Brief: Switch "Doña Francia" to "Brand Label" everywhere in the rows below, keep everything else unchanged, and leave the pictures out.

Dataset records:
^^^^
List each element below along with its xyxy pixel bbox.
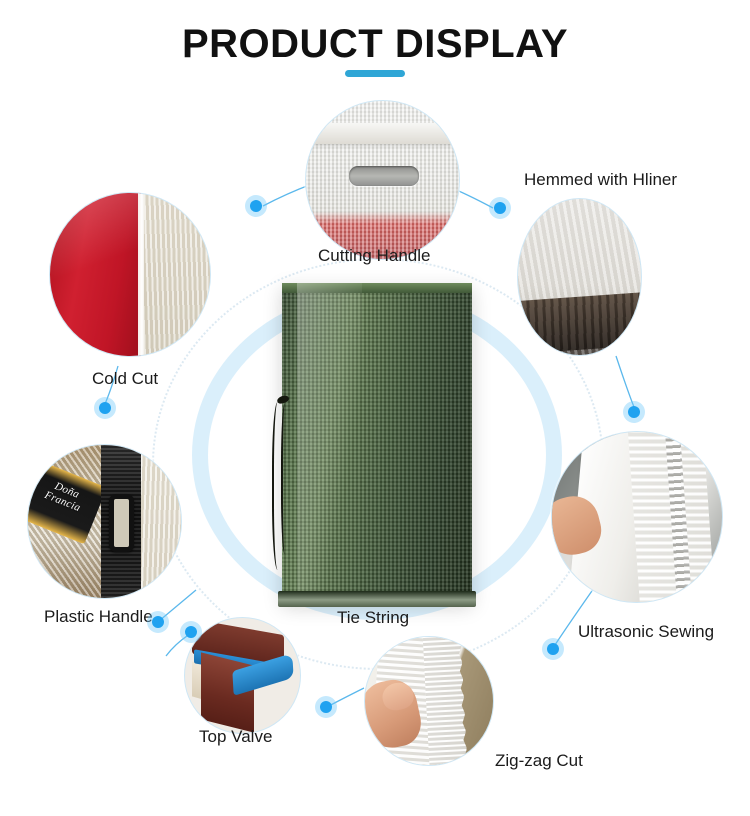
caption-zig-zag-cut: Zig-zag Cut — [495, 751, 583, 771]
caption-plastic-handle: Plastic Handle — [44, 607, 153, 627]
bag-bottom-seam — [278, 591, 476, 607]
caption-ultrasonic-sewing: Ultrasonic Sewing — [578, 622, 714, 642]
line-zig-zag — [327, 688, 364, 707]
caption-cold-cut: Cold Cut — [92, 369, 158, 389]
title-underline-accent — [345, 70, 405, 77]
top-valve-photo[interactable] — [184, 617, 301, 734]
caption-top-valve: Top Valve — [199, 727, 272, 747]
zig-zag-serrated-edge — [423, 636, 469, 766]
zig-zag-cut-photo[interactable] — [364, 636, 494, 766]
page-title: PRODUCT DISPLAY — [0, 22, 750, 67]
connector-dot-cutting-handle-left — [250, 200, 262, 212]
valve-bag-body — [201, 653, 254, 733]
connector-dot-top-valve — [185, 626, 197, 638]
cold-cut-photo[interactable] — [49, 192, 211, 357]
caption-hemmed-with-hliner: Hemmed with Hliner — [524, 170, 677, 190]
tie-string-second-strand — [281, 404, 290, 554]
die-cut-handle-slot — [349, 166, 419, 187]
bag-top-fold — [305, 123, 460, 144]
plastic-handle-photo[interactable]: Doña Francia — [27, 444, 182, 599]
connector-dot-plastic-handle — [152, 616, 164, 628]
connector-dot-ultrasonic — [547, 643, 559, 655]
ultrasonic-sewing-photo[interactable] — [551, 431, 723, 603]
product-display-infographic: PRODUCT DISPLAY Cutting Handle — [0, 0, 750, 816]
cream-woven-panel — [144, 193, 210, 356]
caption-cutting-handle: Cutting Handle — [318, 246, 430, 266]
connector-dot-cold-cut — [99, 402, 111, 414]
connector-dot-cutting-handle-right — [494, 202, 506, 214]
wood-surface — [517, 292, 642, 355]
line-hemmed — [616, 356, 634, 407]
plastic-clip-handle — [109, 494, 133, 552]
green-woven-bag[interactable] — [282, 283, 472, 601]
bag-gloss-highlight — [297, 283, 362, 601]
connector-dot-hemmed — [628, 406, 640, 418]
caption-tie-string: Tie String — [337, 608, 409, 628]
connector-dot-zig-zag — [320, 701, 332, 713]
red-laminate-panel — [50, 193, 141, 356]
hemmed-with-hliner-photo[interactable] — [517, 198, 642, 356]
white-fabric-panel — [141, 445, 181, 598]
cutting-handle-photo[interactable] — [305, 100, 460, 260]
^^^^
The answer:
List each element below along with its xyxy pixel bbox.
caption-zig-zag-cut: Zig-zag Cut — [495, 751, 583, 771]
caption-plastic-handle: Plastic Handle — [44, 607, 153, 627]
bag-bottom-seam — [278, 591, 476, 607]
caption-ultrasonic-sewing: Ultrasonic Sewing — [578, 622, 714, 642]
line-zig-zag — [327, 688, 364, 707]
caption-cold-cut: Cold Cut — [92, 369, 158, 389]
title-underline-accent — [345, 70, 405, 77]
top-valve-photo[interactable] — [184, 617, 301, 734]
caption-top-valve: Top Valve — [199, 727, 272, 747]
zig-zag-serrated-edge — [423, 636, 469, 766]
zig-zag-cut-photo[interactable] — [364, 636, 494, 766]
page-title: PRODUCT DISPLAY — [0, 22, 750, 67]
connector-dot-cutting-handle-left — [250, 200, 262, 212]
valve-bag-body — [201, 653, 254, 733]
connector-dot-top-valve — [185, 626, 197, 638]
cold-cut-photo[interactable] — [49, 192, 211, 357]
caption-hemmed-with-hliner: Hemmed with Hliner — [524, 170, 677, 190]
tie-string-second-strand — [281, 404, 290, 554]
die-cut-handle-slot — [349, 166, 419, 187]
bag-top-fold — [305, 123, 460, 144]
plastic-handle-photo[interactable]: Brand Label — [27, 444, 182, 599]
connector-dot-plastic-handle — [152, 616, 164, 628]
connector-dot-ultrasonic — [547, 643, 559, 655]
ultrasonic-sewing-photo[interactable] — [551, 431, 723, 603]
product-display-infographic: PRODUCT DISPLAY Cutting Handle — [0, 0, 750, 816]
cream-woven-panel — [144, 193, 210, 356]
caption-cutting-handle: Cutting Handle — [318, 246, 430, 266]
connector-dot-cold-cut — [99, 402, 111, 414]
connector-dot-cutting-handle-right — [494, 202, 506, 214]
wood-surface — [517, 292, 642, 355]
line-hemmed — [616, 356, 634, 407]
plastic-clip-handle — [109, 494, 133, 552]
green-woven-bag[interactable] — [282, 283, 472, 601]
bag-gloss-highlight — [297, 283, 362, 601]
connector-dot-hemmed — [628, 406, 640, 418]
caption-tie-string: Tie String — [337, 608, 409, 628]
connector-dot-zig-zag — [320, 701, 332, 713]
red-laminate-panel — [50, 193, 141, 356]
hemmed-with-hliner-photo[interactable] — [517, 198, 642, 356]
white-fabric-panel — [141, 445, 181, 598]
cutting-handle-photo[interactable] — [305, 100, 460, 260]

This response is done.